* _Task to carry out_
Report every line in the listing that contains the string "xlabel".

━━━

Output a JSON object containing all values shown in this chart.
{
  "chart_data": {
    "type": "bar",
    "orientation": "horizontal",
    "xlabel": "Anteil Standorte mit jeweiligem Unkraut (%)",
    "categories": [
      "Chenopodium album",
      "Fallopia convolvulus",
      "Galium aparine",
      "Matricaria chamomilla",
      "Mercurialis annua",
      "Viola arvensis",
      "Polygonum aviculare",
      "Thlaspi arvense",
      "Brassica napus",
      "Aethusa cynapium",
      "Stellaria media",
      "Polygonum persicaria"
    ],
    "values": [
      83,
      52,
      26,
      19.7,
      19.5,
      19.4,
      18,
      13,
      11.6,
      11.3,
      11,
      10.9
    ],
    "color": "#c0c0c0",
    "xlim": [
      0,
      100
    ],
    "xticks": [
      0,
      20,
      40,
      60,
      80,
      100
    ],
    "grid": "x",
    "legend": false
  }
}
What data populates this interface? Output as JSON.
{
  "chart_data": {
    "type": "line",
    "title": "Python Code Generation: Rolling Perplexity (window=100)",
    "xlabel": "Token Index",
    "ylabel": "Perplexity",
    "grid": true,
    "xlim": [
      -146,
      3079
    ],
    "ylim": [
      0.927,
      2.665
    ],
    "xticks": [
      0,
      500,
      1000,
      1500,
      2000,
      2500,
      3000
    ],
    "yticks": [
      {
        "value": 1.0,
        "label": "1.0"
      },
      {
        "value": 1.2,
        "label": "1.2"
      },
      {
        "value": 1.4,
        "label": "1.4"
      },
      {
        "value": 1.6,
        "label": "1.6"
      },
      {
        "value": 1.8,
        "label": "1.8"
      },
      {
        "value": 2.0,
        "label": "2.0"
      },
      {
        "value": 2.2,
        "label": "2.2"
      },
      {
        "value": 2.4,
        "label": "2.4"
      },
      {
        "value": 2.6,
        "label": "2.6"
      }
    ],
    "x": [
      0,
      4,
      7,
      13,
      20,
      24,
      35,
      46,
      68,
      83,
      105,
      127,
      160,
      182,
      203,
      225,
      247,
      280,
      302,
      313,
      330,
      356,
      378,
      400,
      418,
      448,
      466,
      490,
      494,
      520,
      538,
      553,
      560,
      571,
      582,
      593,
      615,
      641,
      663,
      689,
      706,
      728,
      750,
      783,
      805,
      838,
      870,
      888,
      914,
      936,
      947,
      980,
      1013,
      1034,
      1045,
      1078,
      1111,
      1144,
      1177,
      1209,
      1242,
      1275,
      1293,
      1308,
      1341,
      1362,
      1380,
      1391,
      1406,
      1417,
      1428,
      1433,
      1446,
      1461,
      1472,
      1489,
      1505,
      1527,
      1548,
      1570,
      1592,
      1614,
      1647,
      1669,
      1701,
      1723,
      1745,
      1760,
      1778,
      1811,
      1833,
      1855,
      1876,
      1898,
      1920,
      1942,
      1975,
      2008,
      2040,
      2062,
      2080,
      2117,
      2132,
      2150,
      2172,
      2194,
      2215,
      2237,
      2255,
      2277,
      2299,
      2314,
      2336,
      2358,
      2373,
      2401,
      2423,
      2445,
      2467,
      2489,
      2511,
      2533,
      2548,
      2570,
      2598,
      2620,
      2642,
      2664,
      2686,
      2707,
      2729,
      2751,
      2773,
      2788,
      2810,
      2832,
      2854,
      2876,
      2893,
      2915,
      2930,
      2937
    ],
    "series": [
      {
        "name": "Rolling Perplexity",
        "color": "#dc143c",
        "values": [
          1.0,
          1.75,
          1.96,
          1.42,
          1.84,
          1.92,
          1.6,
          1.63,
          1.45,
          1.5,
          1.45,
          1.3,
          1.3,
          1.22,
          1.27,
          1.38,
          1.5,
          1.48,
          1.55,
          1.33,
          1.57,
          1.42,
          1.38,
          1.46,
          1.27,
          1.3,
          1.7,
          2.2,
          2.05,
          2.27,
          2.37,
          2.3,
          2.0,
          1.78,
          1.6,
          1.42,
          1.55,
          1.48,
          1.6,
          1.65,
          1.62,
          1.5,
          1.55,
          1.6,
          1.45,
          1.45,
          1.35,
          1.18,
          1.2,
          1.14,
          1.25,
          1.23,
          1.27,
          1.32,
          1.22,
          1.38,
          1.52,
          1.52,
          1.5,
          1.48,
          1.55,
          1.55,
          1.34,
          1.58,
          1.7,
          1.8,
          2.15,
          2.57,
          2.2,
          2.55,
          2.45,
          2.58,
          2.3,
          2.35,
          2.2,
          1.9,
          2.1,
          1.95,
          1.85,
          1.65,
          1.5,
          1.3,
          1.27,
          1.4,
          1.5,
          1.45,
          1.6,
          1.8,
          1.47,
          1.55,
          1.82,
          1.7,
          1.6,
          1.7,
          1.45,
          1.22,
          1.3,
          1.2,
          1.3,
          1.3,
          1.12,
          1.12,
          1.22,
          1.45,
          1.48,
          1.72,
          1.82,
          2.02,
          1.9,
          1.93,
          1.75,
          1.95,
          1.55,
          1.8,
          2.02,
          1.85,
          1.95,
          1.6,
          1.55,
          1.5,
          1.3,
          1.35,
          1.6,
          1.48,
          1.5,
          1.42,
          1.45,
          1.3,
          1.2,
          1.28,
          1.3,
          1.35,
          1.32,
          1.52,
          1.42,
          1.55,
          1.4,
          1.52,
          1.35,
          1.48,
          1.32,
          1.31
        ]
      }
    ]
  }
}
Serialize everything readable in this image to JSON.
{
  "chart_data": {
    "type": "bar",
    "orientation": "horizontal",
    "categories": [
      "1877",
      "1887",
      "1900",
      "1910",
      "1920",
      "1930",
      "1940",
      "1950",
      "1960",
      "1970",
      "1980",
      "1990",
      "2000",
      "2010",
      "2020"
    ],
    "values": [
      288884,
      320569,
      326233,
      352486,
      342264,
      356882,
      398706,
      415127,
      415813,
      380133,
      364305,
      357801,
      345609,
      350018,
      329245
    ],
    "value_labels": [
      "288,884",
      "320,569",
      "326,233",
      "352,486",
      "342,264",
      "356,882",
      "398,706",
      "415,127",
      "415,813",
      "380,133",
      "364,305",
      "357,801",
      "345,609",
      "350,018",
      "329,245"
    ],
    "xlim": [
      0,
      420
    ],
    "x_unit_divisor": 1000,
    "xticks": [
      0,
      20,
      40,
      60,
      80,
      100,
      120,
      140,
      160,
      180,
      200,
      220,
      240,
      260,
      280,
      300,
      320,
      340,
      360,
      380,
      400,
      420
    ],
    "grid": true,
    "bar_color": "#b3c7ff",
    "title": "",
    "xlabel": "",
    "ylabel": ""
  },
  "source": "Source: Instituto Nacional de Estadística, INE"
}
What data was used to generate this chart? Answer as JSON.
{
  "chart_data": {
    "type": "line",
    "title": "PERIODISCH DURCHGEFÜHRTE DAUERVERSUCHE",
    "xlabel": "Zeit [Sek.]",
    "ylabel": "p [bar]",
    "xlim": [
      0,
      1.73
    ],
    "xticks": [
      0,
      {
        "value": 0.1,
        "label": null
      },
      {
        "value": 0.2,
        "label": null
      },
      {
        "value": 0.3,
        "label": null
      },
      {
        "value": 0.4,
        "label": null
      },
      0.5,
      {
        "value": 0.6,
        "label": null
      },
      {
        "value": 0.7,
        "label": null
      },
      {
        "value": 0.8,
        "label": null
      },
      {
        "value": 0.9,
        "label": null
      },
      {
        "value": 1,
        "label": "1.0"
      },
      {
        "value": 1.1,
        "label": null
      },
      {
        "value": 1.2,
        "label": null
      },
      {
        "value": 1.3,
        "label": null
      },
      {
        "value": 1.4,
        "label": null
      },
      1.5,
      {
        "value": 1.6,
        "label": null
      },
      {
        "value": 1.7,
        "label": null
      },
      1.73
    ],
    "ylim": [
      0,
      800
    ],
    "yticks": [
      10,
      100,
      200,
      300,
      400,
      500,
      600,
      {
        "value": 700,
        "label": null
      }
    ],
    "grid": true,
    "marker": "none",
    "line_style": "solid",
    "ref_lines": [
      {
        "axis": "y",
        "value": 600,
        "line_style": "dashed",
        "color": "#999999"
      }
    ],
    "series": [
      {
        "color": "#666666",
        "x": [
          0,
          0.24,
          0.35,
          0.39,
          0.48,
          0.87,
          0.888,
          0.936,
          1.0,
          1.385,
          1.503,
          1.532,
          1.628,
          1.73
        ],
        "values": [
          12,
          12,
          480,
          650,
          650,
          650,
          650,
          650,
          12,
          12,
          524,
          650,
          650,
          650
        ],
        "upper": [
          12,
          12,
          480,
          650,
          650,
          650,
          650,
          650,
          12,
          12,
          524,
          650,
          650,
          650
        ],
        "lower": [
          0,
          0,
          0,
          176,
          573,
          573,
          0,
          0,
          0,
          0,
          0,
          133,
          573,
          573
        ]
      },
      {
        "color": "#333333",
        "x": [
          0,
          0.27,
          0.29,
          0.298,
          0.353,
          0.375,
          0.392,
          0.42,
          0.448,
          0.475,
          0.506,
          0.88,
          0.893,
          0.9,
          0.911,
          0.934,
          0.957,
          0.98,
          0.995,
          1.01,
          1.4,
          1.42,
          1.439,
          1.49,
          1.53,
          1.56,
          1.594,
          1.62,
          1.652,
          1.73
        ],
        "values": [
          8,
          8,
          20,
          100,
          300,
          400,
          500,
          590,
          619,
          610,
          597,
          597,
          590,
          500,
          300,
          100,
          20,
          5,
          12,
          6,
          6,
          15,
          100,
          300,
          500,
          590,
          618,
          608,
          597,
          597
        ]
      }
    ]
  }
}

━━━

* _Final answer_
    "xlabel": "Anteil Standorte mit jeweiligem Unkraut (%)",
    "xlabel": "Token Index",
    "xlabel": "",
    "xlabel": "Zeit [Sek.]",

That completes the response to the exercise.